* [Problem to solve]: Scan the entries below and extract each line with the word "text" in it.

* [Dataset records]:

*-*-*

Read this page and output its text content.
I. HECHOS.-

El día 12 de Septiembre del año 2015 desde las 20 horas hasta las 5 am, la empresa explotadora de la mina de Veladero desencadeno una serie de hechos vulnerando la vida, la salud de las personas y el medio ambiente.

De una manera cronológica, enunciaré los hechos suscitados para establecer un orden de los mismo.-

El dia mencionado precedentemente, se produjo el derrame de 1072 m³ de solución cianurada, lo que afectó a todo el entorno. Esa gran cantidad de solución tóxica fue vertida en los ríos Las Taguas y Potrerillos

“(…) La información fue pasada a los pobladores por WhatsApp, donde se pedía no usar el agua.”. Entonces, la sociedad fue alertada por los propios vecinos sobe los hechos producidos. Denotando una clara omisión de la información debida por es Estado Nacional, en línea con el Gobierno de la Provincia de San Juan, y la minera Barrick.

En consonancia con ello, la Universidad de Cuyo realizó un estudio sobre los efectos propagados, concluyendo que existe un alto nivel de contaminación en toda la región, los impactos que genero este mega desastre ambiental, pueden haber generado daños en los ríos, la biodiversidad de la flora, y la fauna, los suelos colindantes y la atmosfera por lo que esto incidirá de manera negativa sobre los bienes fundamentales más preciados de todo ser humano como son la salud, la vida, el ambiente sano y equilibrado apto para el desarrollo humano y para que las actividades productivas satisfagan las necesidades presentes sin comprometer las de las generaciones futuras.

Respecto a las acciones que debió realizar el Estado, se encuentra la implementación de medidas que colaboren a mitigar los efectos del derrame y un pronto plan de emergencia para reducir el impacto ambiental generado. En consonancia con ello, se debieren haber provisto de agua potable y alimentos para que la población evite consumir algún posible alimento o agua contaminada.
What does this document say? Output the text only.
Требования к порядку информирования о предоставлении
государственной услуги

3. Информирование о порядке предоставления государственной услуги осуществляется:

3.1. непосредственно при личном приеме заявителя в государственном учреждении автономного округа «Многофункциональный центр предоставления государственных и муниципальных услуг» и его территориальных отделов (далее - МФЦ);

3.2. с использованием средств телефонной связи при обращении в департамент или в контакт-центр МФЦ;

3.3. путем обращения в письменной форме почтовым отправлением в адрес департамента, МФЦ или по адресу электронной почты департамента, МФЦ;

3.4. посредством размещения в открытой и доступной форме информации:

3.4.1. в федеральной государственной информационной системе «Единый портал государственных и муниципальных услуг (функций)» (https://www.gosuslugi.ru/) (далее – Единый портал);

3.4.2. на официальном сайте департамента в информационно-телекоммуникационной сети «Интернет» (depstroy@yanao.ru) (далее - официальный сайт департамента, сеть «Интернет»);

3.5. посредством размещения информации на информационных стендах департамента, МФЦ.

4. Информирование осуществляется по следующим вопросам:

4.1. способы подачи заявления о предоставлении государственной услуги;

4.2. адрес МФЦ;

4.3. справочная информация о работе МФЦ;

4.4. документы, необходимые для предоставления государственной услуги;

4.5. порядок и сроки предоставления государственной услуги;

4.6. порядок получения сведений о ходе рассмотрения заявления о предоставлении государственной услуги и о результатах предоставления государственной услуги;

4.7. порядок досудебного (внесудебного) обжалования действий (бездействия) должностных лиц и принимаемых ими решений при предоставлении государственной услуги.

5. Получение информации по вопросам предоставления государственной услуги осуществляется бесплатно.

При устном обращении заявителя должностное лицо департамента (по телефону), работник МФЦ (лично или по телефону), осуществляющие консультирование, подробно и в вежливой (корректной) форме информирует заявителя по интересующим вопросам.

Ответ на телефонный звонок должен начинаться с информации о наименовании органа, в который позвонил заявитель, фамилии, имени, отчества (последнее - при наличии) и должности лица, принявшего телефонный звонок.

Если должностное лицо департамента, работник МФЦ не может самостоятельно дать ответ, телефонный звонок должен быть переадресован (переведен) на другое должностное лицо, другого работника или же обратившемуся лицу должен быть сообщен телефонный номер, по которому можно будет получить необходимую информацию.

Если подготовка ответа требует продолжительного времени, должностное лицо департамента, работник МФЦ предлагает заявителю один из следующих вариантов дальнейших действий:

*-*-*

* [Written response]:
Read this page and output its text content.
What does this document say? Output the text only.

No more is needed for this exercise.